■ Task brief ■
Restate the entries word for word, omitting nothing.

(Figure record listings)
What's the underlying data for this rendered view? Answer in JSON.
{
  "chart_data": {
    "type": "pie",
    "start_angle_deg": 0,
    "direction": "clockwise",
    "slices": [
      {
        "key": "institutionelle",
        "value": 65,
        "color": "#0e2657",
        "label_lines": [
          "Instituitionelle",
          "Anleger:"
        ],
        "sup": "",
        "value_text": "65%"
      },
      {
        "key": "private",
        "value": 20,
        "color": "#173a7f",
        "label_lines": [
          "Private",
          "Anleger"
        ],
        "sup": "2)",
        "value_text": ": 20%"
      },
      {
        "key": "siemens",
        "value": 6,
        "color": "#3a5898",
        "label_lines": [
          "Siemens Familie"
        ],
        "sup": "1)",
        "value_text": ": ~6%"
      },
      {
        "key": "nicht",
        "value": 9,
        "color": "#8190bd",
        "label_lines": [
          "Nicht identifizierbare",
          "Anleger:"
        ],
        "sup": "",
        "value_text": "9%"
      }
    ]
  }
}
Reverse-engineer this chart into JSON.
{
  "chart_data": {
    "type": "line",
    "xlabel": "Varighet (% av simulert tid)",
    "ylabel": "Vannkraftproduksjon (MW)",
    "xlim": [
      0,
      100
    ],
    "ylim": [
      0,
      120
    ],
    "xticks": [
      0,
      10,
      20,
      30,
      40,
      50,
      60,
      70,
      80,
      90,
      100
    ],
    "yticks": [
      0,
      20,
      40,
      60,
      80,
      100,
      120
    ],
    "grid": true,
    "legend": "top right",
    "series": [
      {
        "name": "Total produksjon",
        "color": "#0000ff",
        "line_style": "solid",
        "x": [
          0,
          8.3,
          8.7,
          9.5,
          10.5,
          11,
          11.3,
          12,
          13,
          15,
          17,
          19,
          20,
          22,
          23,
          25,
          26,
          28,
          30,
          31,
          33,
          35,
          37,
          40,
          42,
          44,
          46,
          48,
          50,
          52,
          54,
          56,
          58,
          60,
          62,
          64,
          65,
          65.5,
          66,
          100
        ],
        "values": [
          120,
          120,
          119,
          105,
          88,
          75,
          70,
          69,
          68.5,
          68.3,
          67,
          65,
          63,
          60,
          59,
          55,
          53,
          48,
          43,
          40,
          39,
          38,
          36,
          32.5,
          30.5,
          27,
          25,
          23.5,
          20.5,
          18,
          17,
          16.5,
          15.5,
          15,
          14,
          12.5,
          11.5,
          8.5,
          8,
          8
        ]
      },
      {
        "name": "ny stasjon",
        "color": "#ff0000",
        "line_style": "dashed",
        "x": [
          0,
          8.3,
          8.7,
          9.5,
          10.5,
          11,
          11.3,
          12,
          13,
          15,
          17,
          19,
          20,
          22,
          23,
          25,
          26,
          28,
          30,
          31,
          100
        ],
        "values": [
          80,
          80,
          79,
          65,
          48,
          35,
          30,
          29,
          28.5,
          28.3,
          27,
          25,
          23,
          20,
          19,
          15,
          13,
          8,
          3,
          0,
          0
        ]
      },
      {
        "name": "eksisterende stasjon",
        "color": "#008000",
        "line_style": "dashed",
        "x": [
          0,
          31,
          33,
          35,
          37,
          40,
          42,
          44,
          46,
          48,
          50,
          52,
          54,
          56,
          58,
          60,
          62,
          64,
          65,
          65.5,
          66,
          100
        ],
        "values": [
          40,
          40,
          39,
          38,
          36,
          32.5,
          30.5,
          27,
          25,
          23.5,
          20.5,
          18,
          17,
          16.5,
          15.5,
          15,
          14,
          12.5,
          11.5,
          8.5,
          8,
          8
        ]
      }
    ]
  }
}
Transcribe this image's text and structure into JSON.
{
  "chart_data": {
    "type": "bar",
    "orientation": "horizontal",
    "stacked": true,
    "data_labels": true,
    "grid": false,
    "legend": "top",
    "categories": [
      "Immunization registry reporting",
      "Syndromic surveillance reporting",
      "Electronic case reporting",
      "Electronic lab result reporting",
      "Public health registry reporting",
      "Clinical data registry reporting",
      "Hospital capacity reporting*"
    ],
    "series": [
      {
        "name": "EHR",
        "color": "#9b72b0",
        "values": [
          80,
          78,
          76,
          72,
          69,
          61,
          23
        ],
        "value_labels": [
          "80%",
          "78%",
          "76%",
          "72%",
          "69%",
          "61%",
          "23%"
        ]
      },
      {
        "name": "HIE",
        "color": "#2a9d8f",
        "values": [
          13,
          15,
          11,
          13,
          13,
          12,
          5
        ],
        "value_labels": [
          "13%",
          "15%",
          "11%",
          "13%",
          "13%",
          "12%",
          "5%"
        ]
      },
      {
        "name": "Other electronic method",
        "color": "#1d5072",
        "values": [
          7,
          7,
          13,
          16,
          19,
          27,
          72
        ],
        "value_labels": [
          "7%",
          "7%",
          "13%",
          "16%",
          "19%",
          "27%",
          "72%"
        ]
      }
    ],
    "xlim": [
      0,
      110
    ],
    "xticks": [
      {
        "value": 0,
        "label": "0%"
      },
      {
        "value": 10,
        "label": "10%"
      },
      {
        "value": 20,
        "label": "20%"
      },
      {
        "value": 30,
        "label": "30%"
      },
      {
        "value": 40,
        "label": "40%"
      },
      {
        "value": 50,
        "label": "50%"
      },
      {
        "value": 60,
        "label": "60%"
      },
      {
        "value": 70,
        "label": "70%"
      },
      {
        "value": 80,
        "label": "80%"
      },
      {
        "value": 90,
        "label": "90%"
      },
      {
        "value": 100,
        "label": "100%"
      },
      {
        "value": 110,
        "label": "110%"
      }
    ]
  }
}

■ Output below ■
What's the underlying data for this rendered view? Answer in JSON.
{
  "chart_data": {
    "type": "pie",
    "start_angle_deg": 0,
    "direction": "clockwise",
    "slices": [
      {
        "key": "institutionelle",
        "value": 65,
        "color": "#0e2657",
        "label_lines": [
          "Instituitionelle",
          "Anleger:"
        ],
        "sup": "",
        "value_text": "65%"
      },
      {
        "key": "private",
        "value": 20,
        "color": "#173a7f",
        "label_lines": [
          "Private",
          "Anleger"
        ],
        "sup": "2)",
        "value_text": ": 20%"
      },
      {
        "key": "siemens",
        "value": 6,
        "color": "#3a5898",
        "label_lines": [
          "Siemens Familie"
        ],
        "sup": "1)",
        "value_text": ": ~6%"
      },
      {
        "key": "nicht",
        "value": 9,
        "color": "#8190bd",
        "label_lines": [
          "Nicht identifizierbare",
          "Anleger:"
        ],
        "sup": "",
        "value_text": "9%"
      }
    ]
  }
}
Reverse-engineer this chart into JSON.
{
  "chart_data": {
    "type": "line",
    "xlabel": "Varighet (% av simulert tid)",
    "ylabel": "Vannkraftproduksjon (MW)",
    "xlim": [
      0,
      100
    ],
    "ylim": [
      0,
      120
    ],
    "xticks": [
      0,
      10,
      20,
      30,
      40,
      50,
      60,
      70,
      80,
      90,
      100
    ],
    "yticks": [
      0,
      20,
      40,
      60,
      80,
      100,
      120
    ],
    "grid": true,
    "legend": "top right",
    "series": [
      {
        "name": "Total produksjon",
        "color": "#0000ff",
        "line_style": "solid",
        "x": [
          0,
          8.3,
          8.7,
          9.5,
          10.5,
          11,
          11.3,
          12,
          13,
          15,
          17,
          19,
          20,
          22,
          23,
          25,
          26,
          28,
          30,
          31,
          33,
          35,
          37,
          40,
          42,
          44,
          46,
          48,
          50,
          52,
          54,
          56,
          58,
          60,
          62,
          64,
          65,
          65.5,
          66,
          100
        ],
        "values": [
          120,
          120,
          119,
          105,
          88,
          75,
          70,
          69,
          68.5,
          68.3,
          67,
          65,
          63,
          60,
          59,
          55,
          53,
          48,
          43,
          40,
          39,
          38,
          36,
          32.5,
          30.5,
          27,
          25,
          23.5,
          20.5,
          18,
          17,
          16.5,
          15.5,
          15,
          14,
          12.5,
          11.5,
          8.5,
          8,
          8
        ]
      },
      {
        "name": "ny stasjon",
        "color": "#ff0000",
        "line_style": "dashed",
        "x": [
          0,
          8.3,
          8.7,
          9.5,
          10.5,
          11,
          11.3,
          12,
          13,
          15,
          17,
          19,
          20,
          22,
          23,
          25,
          26,
          28,
          30,
          31,
          100
        ],
        "values": [
          80,
          80,
          79,
          65,
          48,
          35,
          30,
          29,
          28.5,
          28.3,
          27,
          25,
          23,
          20,
          19,
          15,
          13,
          8,
          3,
          0,
          0
        ]
      },
      {
        "name": "eksisterende stasjon",
        "color": "#008000",
        "line_style": "dashed",
        "x": [
          0,
          31,
          33,
          35,
          37,
          40,
          42,
          44,
          46,
          48,
          50,
          52,
          54,
          56,
          58,
          60,
          62,
          64,
          65,
          65.5,
          66,
          100
        ],
        "values": [
          40,
          40,
          39,
          38,
          36,
          32.5,
          30.5,
          27,
          25,
          23.5,
          20.5,
          18,
          17,
          16.5,
          15.5,
          15,
          14,
          12.5,
          11.5,
          8.5,
          8,
          8
        ]
      }
    ]
  }
}
Transcribe this image's text and structure into JSON.
{
  "chart_data": {
    "type": "bar",
    "orientation": "horizontal",
    "stacked": true,
    "data_labels": true,
    "grid": false,
    "legend": "top",
    "categories": [
      "Immunization registry reporting",
      "Syndromic surveillance reporting",
      "Electronic case reporting",
      "Electronic lab result reporting",
      "Public health registry reporting",
      "Clinical data registry reporting",
      "Hospital capacity reporting*"
    ],
    "series": [
      {
        "name": "EHR",
        "color": "#9b72b0",
        "values": [
          80,
          78,
          76,
          72,
          69,
          61,
          23
        ],
        "value_labels": [
          "80%",
          "78%",
          "76%",
          "72%",
          "69%",
          "61%",
          "23%"
        ]
      },
      {
        "name": "HIE",
        "color": "#2a9d8f",
        "values": [
          13,
          15,
          11,
          13,
          13,
          12,
          5
        ],
        "value_labels": [
          "13%",
          "15%",
          "11%",
          "13%",
          "13%",
          "12%",
          "5%"
        ]
      },
      {
        "name": "Other electronic method",
        "color": "#1d5072",
        "values": [
          7,
          7,
          13,
          16,
          19,
          27,
          72
        ],
        "value_labels": [
          "7%",
          "7%",
          "13%",
          "16%",
          "19%",
          "27%",
          "72%"
        ]
      }
    ],
    "xlim": [
      0,
      110
    ],
    "xticks": [
      {
        "value": 0,
        "label": "0%"
      },
      {
        "value": 10,
        "label": "10%"
      },
      {
        "value": 20,
        "label": "20%"
      },
      {
        "value": 30,
        "label": "30%"
      },
      {
        "value": 40,
        "label": "40%"
      },
      {
        "value": 50,
        "label": "50%"
      },
      {
        "value": 60,
        "label": "60%"
      },
      {
        "value": 70,
        "label": "70%"
      },
      {
        "value": 80,
        "label": "80%"
      },
      {
        "value": 90,
        "label": "90%"
      },
      {
        "value": 100,
        "label": "100%"
      },
      {
        "value": 110,
        "label": "110%"
      }
    ]
  }
}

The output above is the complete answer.